-- WORK TO COMPLETE --
Pull every "Evulsion" line out of the data below.

═════ INPUT ROWS ═════

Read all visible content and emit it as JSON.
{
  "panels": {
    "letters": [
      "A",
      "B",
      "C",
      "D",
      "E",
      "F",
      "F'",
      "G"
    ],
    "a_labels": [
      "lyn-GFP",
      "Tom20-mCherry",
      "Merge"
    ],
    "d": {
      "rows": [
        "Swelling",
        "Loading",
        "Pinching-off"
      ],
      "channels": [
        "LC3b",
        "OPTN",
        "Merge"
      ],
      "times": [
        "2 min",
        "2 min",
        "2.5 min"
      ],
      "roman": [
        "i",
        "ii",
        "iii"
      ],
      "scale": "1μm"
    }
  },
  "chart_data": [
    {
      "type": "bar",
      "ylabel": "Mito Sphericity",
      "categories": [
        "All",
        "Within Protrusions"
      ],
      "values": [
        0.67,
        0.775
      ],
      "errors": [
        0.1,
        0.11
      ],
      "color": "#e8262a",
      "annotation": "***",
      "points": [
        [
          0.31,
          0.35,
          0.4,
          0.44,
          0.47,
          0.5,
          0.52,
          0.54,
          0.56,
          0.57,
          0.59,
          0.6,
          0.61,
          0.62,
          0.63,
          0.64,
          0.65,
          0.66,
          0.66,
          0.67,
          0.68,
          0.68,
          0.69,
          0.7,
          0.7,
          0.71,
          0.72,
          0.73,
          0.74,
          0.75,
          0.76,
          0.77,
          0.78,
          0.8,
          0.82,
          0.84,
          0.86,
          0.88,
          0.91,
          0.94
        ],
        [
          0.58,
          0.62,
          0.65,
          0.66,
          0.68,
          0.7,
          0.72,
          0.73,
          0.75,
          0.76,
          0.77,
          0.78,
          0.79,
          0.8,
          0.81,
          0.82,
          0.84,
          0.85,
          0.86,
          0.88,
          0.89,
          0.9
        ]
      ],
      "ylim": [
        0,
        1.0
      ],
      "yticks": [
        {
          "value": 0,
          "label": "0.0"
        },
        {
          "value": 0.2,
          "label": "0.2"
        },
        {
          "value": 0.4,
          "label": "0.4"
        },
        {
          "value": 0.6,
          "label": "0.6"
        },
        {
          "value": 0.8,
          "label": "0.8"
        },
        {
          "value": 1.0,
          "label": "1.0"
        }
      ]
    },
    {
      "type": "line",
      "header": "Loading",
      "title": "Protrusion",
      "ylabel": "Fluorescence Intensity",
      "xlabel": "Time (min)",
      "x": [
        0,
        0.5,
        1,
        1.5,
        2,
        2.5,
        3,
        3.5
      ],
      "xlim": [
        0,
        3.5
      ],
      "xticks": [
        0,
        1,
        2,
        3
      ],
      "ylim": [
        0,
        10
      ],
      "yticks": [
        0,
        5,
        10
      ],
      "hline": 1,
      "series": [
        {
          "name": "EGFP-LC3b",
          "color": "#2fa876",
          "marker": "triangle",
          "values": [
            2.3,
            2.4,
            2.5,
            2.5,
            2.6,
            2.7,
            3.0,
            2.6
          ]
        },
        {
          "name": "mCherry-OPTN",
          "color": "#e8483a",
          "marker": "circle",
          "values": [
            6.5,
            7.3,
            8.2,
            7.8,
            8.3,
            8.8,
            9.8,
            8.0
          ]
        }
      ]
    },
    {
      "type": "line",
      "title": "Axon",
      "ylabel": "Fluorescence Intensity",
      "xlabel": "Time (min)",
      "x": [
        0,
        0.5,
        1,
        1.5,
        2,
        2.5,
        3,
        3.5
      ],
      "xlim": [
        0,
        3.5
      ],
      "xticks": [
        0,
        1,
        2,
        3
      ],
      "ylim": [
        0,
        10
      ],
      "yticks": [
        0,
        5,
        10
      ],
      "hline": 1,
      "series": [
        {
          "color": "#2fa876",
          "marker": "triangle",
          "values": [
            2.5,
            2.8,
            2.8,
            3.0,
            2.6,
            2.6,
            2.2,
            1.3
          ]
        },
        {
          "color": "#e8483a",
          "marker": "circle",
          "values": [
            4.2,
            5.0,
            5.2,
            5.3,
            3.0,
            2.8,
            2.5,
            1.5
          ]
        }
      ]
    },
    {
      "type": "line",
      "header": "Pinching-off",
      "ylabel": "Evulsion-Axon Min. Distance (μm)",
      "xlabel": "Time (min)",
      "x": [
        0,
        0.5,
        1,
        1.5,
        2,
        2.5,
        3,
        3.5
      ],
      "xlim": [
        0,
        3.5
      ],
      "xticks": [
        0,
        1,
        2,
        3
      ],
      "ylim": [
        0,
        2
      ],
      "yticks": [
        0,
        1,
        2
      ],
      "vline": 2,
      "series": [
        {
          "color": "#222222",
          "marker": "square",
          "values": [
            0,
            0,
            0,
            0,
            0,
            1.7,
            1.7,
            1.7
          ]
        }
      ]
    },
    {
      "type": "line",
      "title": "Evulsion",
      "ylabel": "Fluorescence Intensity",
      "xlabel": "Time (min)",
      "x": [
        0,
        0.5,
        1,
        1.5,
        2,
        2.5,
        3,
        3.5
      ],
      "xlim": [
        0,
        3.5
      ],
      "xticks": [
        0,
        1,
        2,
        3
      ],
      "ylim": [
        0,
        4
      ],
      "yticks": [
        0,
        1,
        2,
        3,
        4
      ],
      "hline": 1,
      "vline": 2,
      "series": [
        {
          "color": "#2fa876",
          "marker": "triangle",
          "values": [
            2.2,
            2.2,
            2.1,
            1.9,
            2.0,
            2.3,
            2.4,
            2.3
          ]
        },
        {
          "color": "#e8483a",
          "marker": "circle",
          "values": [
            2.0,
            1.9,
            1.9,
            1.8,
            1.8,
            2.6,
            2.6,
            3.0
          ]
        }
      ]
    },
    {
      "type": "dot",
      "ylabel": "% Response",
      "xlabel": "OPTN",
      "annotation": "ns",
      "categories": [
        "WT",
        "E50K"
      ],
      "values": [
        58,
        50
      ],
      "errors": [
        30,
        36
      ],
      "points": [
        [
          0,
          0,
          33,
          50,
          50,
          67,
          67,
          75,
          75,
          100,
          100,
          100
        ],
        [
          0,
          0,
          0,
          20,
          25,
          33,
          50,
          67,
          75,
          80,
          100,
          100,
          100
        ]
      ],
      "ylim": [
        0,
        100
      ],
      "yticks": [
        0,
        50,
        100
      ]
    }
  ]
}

═════

-- THE RESPONSE --
      "ylabel": "Evulsion-Axon Min. Distance (μm)",
      "title": "Evulsion",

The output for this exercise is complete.